+++ Listed entries +++

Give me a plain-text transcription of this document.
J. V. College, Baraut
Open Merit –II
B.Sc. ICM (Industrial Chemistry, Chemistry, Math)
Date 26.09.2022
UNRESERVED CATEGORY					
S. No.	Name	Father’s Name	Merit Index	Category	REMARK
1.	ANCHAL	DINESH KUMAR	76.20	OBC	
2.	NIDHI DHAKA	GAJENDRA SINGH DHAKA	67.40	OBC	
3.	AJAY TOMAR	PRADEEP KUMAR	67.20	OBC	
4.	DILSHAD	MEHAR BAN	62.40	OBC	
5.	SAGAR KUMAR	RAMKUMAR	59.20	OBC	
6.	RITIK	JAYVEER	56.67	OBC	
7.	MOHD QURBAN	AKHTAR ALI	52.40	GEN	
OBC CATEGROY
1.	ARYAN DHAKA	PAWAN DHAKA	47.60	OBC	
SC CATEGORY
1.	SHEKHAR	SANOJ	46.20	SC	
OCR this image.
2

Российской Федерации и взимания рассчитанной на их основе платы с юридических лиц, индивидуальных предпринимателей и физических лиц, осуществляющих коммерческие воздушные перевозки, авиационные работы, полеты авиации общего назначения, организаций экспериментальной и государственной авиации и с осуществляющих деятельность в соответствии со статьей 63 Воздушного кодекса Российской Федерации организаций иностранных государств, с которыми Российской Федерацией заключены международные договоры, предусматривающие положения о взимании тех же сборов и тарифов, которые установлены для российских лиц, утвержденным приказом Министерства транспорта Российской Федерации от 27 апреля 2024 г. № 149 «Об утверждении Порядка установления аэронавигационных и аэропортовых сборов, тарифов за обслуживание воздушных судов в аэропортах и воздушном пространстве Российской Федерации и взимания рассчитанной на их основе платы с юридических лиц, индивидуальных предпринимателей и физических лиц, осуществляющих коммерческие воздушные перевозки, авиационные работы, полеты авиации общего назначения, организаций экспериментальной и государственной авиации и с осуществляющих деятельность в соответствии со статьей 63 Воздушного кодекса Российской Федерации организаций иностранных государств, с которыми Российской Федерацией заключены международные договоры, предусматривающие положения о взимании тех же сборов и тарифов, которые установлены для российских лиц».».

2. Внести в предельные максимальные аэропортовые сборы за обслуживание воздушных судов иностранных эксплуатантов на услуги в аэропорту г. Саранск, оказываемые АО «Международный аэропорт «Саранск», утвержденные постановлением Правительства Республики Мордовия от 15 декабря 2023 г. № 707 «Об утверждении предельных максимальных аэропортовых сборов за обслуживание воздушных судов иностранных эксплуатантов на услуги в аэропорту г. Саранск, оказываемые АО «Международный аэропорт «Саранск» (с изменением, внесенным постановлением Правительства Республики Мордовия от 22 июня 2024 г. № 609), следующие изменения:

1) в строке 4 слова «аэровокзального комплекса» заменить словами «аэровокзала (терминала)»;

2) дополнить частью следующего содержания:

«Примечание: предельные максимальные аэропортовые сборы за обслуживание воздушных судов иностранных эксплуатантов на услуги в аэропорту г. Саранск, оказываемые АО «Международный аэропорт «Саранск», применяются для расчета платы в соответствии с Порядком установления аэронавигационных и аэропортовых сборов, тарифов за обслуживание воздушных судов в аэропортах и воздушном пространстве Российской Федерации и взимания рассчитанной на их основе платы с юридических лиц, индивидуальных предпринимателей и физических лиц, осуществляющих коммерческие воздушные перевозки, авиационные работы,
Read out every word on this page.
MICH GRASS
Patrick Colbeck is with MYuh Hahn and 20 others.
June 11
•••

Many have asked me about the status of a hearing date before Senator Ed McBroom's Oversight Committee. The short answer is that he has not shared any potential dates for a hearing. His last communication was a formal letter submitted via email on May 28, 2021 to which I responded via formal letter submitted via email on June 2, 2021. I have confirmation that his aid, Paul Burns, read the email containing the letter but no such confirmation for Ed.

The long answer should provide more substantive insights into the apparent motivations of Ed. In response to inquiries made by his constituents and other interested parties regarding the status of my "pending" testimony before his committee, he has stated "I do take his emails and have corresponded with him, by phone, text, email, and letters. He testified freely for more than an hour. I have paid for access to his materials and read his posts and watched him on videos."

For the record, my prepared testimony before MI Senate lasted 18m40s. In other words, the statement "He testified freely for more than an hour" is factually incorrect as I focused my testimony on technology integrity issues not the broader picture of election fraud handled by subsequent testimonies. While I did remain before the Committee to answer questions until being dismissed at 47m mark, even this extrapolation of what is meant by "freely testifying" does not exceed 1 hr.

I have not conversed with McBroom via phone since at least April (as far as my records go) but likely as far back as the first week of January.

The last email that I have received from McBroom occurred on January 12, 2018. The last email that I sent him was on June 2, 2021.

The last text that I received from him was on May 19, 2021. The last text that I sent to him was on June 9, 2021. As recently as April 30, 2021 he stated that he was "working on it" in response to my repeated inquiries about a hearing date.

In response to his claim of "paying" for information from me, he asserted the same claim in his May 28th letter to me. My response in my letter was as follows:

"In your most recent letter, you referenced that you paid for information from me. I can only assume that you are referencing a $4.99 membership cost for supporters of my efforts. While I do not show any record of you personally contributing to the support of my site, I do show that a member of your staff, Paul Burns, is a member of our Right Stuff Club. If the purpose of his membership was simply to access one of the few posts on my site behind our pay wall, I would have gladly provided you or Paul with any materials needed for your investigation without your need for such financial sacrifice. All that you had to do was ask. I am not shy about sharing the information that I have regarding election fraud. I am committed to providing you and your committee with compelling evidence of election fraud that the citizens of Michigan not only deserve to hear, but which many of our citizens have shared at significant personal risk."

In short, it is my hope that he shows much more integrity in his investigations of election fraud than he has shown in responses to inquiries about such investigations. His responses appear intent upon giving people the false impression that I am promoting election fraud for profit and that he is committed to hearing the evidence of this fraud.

+++

Required work
Repeat the data verbatim.

Output
Give me a plain-text transcription of this document.
J. V. College, Baraut
Open Merit –II
B.Sc. ICM (Industrial Chemistry, Chemistry, Math)
Date 26.09.2022
UNRESERVED CATEGORY					
S. No.	Name	Father’s Name	Merit Index	Category	REMARK
1.	ANCHAL	DINESH KUMAR	76.20	OBC	
2.	NIDHI DHAKA	GAJENDRA SINGH DHAKA	67.40	OBC	
3.	AJAY TOMAR	PRADEEP KUMAR	67.20	OBC	
4.	DILSHAD	MEHAR BAN	62.40	OBC	
5.	SAGAR KUMAR	RAMKUMAR	59.20	OBC	
6.	RITIK	JAYVEER	56.67	OBC	
7.	MOHD QURBAN	AKHTAR ALI	52.40	GEN	
OBC CATEGROY
1.	ARYAN DHAKA	PAWAN DHAKA	47.60	OBC	
SC CATEGORY
1.	SHEKHAR	SANOJ	46.20	SC	
OCR this image.
2

Российской Федерации и взимания рассчитанной на их основе платы с юридических лиц, индивидуальных предпринимателей и физических лиц, осуществляющих коммерческие воздушные перевозки, авиационные работы, полеты авиации общего назначения, организаций экспериментальной и государственной авиации и с осуществляющих деятельность в соответствии со статьей 63 Воздушного кодекса Российской Федерации организаций иностранных государств, с которыми Российской Федерацией заключены международные договоры, предусматривающие положения о взимании тех же сборов и тарифов, которые установлены для российских лиц, утвержденным приказом Министерства транспорта Российской Федерации от 27 апреля 2024 г. № 149 «Об утверждении Порядка установления аэронавигационных и аэропортовых сборов, тарифов за обслуживание воздушных судов в аэропортах и воздушном пространстве Российской Федерации и взимания рассчитанной на их основе платы с юридических лиц, индивидуальных предпринимателей и физических лиц, осуществляющих коммерческие воздушные перевозки, авиационные работы, полеты авиации общего назначения, организаций экспериментальной и государственной авиации и с осуществляющих деятельность в соответствии со статьей 63 Воздушного кодекса Российской Федерации организаций иностранных государств, с которыми Российской Федерацией заключены международные договоры, предусматривающие положения о взимании тех же сборов и тарифов, которые установлены для российских лиц».».

2. Внести в предельные максимальные аэропортовые сборы за обслуживание воздушных судов иностранных эксплуатантов на услуги в аэропорту г. Саранск, оказываемые АО «Международный аэропорт «Саранск», утвержденные постановлением Правительства Республики Мордовия от 15 декабря 2023 г. № 707 «Об утверждении предельных максимальных аэропортовых сборов за обслуживание воздушных судов иностранных эксплуатантов на услуги в аэропорту г. Саранск, оказываемые АО «Международный аэропорт «Саранск» (с изменением, внесенным постановлением Правительства Республики Мордовия от 22 июня 2024 г. № 609), следующие изменения:

1) в строке 4 слова «аэровокзального комплекса» заменить словами «аэровокзала (терминала)»;

2) дополнить частью следующего содержания:

«Примечание: предельные максимальные аэропортовые сборы за обслуживание воздушных судов иностранных эксплуатантов на услуги в аэропорту г. Саранск, оказываемые АО «Международный аэропорт «Саранск», применяются для расчета платы в соответствии с Порядком установления аэронавигационных и аэропортовых сборов, тарифов за обслуживание воздушных судов в аэропортах и воздушном пространстве Российской Федерации и взимания рассчитанной на их основе платы с юридических лиц, индивидуальных предпринимателей и физических лиц, осуществляющих коммерческие воздушные перевозки, авиационные работы,
Read out every word on this page.
MICH GRASS
Patrick Colbeck is with MYuh Hahn and 20 others.
June 11
•••

Many have asked me about the status of a hearing date before Senator Ed McBroom's Oversight Committee. The short answer is that he has not shared any potential dates for a hearing. His last communication was a formal letter submitted via email on May 28, 2021 to which I responded via formal letter submitted via email on June 2, 2021. I have confirmation that his aid, Paul Burns, read the email containing the letter but no such confirmation for Ed.

The long answer should provide more substantive insights into the apparent motivations of Ed. In response to inquiries made by his constituents and other interested parties regarding the status of my "pending" testimony before his committee, he has stated "I do take his emails and have corresponded with him, by phone, text, email, and letters. He testified freely for more than an hour. I have paid for access to his materials and read his posts and watched him on videos."

For the record, my prepared testimony before MI Senate lasted 18m40s. In other words, the statement "He testified freely for more than an hour" is factually incorrect as I focused my testimony on technology integrity issues not the broader picture of election fraud handled by subsequent testimonies. While I did remain before the Committee to answer questions until being dismissed at 47m mark, even this extrapolation of what is meant by "freely testifying" does not exceed 1 hr.

I have not conversed with McBroom via phone since at least April (as far as my records go) but likely as far back as the first week of January.

The last email that I have received from McBroom occurred on January 12, 2018. The last email that I sent him was on June 2, 2021.

The last text that I received from him was on May 19, 2021. The last text that I sent to him was on June 9, 2021. As recently as April 30, 2021 he stated that he was "working on it" in response to my repeated inquiries about a hearing date.

In response to his claim of "paying" for information from me, he asserted the same claim in his May 28th letter to me. My response in my letter was as follows:

"In your most recent letter, you referenced that you paid for information from me. I can only assume that you are referencing a $4.99 membership cost for supporters of my efforts. While I do not show any record of you personally contributing to the support of my site, I do show that a member of your staff, Paul Burns, is a member of our Right Stuff Club. If the purpose of his membership was simply to access one of the few posts on my site behind our pay wall, I would have gladly provided you or Paul with any materials needed for your investigation without your need for such financial sacrifice. All that you had to do was ask. I am not shy about sharing the information that I have regarding election fraud. I am committed to providing you and your committee with compelling evidence of election fraud that the citizens of Michigan not only deserve to hear, but which many of our citizens have shared at significant personal risk."

In short, it is my hope that he shows much more integrity in his investigations of election fraud than he has shown in responses to inquiries about such investigations. His responses appear intent upon giving people the false impression that I am promoting election fraud for profit and that he is committed to hearing the evidence of this fraud.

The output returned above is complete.